• **The exercise**:
Search the records below for the word "this" and show every line where it occurs.

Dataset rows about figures
## BEGIN
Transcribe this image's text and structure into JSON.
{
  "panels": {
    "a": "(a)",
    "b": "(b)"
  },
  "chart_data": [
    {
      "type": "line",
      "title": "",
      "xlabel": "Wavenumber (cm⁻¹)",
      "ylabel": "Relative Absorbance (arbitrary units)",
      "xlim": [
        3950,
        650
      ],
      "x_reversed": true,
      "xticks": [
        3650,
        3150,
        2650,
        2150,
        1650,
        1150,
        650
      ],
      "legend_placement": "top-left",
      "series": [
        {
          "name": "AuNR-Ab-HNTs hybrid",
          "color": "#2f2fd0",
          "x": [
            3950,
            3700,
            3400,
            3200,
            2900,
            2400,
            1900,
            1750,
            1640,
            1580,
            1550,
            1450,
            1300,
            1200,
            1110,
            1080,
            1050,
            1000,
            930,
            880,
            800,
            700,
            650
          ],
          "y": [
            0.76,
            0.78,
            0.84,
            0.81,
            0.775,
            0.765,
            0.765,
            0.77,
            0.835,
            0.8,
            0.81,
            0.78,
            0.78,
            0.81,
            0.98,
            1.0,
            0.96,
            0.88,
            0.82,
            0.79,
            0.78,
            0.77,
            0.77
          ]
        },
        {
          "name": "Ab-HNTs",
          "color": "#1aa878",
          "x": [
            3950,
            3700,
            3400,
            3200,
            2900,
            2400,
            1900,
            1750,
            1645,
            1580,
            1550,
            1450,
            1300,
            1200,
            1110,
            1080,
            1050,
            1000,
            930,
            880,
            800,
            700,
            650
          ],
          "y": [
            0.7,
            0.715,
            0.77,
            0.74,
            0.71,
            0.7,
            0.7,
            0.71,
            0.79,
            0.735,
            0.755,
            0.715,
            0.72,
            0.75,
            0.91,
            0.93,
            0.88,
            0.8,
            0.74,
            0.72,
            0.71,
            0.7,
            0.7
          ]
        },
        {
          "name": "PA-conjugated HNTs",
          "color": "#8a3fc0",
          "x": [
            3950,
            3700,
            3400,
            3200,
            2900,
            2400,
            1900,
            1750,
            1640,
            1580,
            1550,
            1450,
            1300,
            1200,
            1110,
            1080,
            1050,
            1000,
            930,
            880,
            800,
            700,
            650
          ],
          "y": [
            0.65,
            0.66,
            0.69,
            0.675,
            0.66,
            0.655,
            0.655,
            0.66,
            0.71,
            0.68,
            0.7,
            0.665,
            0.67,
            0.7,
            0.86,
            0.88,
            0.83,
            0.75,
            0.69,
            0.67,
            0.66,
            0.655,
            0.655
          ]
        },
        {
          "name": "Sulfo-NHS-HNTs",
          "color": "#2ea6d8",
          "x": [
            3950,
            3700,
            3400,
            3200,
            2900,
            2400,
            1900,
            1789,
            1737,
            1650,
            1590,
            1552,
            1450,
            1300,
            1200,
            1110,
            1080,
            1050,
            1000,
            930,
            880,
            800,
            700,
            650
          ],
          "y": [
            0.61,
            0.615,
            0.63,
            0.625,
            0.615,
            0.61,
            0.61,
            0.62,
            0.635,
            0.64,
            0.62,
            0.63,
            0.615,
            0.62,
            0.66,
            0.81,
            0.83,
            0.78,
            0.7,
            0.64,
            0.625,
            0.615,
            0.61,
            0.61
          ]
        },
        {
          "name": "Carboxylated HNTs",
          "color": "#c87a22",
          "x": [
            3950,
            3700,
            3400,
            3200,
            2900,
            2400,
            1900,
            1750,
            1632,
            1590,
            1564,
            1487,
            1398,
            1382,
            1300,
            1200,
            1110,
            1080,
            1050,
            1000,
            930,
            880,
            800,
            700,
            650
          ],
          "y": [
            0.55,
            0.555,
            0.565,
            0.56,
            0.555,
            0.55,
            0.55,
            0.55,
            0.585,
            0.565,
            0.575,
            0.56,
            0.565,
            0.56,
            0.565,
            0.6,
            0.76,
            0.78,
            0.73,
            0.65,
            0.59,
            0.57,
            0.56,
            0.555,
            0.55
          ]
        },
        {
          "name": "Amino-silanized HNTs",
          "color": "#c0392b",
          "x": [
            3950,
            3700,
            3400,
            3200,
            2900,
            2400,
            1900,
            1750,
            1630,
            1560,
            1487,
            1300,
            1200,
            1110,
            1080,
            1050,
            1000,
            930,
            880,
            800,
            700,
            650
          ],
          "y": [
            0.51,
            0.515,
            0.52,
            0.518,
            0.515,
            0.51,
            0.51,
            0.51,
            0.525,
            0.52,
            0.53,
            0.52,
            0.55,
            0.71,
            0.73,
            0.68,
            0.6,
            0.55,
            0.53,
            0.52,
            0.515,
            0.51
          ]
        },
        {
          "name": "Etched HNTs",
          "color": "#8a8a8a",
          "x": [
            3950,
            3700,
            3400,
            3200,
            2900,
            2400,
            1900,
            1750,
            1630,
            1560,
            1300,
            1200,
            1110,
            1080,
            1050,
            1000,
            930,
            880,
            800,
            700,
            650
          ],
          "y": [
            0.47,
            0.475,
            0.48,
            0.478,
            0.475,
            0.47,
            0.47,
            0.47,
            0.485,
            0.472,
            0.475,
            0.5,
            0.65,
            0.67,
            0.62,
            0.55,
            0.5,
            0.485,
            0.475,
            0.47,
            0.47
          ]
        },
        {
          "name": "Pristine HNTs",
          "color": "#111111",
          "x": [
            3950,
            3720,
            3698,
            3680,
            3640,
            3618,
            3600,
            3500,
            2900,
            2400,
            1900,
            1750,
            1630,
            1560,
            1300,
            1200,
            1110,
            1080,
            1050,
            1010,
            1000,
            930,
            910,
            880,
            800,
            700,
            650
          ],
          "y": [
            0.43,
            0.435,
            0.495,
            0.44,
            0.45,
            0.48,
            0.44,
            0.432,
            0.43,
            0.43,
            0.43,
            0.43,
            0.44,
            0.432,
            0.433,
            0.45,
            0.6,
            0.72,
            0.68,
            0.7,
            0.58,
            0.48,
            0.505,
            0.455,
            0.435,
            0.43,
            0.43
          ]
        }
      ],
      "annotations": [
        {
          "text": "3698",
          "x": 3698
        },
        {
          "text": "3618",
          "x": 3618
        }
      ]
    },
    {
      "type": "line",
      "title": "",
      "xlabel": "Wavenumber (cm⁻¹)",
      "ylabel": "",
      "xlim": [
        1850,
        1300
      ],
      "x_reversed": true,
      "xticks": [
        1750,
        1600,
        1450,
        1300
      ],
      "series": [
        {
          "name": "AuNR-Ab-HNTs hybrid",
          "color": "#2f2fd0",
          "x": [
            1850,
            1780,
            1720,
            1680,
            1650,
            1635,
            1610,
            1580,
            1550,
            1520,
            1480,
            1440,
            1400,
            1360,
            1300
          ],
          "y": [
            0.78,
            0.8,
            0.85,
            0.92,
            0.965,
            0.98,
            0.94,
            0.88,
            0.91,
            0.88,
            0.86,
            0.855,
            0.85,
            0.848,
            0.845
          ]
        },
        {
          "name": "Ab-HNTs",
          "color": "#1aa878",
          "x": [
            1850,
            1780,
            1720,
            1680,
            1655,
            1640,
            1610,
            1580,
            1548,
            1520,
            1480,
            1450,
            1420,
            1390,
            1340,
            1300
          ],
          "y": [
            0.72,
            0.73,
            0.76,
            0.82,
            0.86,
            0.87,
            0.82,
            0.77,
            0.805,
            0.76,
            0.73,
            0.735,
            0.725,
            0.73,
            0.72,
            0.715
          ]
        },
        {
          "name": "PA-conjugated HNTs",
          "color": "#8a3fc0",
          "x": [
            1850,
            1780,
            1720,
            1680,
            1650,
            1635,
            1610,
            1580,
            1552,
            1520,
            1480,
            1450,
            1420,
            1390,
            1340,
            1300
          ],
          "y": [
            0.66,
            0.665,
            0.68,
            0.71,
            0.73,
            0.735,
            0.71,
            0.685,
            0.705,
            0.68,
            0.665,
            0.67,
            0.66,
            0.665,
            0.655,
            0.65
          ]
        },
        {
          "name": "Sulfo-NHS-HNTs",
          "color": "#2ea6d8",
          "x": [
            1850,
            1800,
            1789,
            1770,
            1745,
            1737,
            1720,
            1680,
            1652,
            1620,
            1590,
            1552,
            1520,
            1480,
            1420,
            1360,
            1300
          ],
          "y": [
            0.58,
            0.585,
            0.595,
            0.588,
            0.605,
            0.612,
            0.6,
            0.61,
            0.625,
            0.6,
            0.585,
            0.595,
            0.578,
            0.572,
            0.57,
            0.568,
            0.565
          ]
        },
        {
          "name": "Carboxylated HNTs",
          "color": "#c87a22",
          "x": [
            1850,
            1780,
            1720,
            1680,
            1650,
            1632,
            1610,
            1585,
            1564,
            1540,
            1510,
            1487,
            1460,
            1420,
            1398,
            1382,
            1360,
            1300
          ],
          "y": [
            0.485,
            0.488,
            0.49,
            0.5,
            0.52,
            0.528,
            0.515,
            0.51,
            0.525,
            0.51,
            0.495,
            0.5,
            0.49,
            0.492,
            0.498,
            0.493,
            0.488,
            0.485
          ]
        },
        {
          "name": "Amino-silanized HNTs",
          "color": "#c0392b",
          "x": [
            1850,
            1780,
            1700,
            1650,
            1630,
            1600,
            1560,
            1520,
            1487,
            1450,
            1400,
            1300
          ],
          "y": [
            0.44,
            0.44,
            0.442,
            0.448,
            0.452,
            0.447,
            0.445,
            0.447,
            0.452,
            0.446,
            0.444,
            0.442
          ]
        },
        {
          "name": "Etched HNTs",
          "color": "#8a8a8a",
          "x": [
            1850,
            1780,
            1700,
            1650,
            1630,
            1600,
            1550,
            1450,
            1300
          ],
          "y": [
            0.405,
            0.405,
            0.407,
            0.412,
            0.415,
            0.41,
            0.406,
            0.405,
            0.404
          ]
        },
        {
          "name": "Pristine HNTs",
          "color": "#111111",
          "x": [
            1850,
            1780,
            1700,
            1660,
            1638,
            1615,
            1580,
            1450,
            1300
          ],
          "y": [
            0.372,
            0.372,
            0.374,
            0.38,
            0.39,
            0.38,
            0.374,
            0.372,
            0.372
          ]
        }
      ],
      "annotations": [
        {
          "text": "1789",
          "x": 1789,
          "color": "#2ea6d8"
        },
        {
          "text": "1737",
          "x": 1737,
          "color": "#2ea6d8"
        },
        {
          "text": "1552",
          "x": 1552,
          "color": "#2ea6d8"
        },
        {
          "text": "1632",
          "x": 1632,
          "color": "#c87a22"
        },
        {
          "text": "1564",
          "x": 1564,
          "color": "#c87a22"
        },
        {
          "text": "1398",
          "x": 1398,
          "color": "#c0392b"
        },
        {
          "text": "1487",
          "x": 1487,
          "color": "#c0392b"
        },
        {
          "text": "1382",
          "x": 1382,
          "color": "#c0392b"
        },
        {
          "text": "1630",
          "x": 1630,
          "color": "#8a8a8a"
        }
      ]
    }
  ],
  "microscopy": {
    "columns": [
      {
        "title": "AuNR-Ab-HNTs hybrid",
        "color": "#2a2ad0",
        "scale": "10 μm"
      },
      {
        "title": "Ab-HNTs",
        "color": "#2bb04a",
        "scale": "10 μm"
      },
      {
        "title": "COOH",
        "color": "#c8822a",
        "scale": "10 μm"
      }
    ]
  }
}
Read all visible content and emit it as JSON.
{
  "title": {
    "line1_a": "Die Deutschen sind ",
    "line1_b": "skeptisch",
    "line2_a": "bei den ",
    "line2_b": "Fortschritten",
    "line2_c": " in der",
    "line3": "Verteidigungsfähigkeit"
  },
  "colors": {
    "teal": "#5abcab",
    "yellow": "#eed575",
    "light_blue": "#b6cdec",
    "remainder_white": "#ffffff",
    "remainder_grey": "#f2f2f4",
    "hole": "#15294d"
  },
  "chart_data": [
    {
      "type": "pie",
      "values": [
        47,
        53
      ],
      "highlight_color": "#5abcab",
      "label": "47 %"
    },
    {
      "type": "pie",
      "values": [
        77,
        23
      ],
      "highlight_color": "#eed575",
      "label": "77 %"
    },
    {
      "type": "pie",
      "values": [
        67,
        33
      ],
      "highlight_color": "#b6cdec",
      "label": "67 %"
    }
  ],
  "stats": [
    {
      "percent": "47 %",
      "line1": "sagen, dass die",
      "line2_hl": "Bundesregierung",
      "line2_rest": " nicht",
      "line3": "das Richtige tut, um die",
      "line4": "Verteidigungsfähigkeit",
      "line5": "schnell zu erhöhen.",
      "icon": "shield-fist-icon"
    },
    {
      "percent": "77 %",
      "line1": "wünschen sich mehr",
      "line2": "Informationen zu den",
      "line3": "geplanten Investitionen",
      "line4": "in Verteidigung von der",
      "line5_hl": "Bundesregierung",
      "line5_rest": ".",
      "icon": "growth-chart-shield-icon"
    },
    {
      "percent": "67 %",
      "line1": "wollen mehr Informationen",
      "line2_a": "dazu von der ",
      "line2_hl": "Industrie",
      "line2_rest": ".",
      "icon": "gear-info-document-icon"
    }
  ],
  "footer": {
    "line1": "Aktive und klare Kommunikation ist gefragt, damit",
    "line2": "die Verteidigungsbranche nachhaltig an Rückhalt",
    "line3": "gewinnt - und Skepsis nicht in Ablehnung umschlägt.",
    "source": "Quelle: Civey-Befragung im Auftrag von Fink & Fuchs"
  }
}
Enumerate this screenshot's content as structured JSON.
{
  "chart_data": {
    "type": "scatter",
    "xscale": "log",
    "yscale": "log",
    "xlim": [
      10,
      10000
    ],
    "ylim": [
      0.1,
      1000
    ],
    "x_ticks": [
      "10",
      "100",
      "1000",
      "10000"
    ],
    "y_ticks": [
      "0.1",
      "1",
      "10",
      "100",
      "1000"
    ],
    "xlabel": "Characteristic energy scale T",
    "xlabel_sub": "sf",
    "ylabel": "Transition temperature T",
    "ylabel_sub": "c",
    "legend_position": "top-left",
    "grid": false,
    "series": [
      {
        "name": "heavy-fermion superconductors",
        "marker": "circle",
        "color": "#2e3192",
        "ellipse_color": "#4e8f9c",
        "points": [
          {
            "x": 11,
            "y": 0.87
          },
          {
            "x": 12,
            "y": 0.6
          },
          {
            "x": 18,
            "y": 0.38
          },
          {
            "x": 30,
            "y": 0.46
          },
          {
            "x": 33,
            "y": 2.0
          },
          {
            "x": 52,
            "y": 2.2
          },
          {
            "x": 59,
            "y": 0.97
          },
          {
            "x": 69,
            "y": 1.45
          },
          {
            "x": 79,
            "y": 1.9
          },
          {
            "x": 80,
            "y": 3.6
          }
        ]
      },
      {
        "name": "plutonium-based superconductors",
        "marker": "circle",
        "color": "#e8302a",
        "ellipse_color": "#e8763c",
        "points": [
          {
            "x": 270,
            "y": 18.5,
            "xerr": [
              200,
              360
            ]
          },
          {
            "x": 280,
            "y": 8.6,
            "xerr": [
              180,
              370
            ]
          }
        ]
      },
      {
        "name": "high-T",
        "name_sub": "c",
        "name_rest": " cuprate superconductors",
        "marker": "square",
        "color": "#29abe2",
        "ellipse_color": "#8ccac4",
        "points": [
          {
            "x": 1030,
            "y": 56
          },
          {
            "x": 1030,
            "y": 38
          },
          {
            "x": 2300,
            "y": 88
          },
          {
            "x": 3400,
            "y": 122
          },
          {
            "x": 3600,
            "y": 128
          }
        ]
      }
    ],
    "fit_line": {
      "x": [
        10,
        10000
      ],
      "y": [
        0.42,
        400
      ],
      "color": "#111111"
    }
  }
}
## END
• **Task output**:
Transcribe this image's text and structure into JSON.
Enumerate this screenshot's content as structured JSON.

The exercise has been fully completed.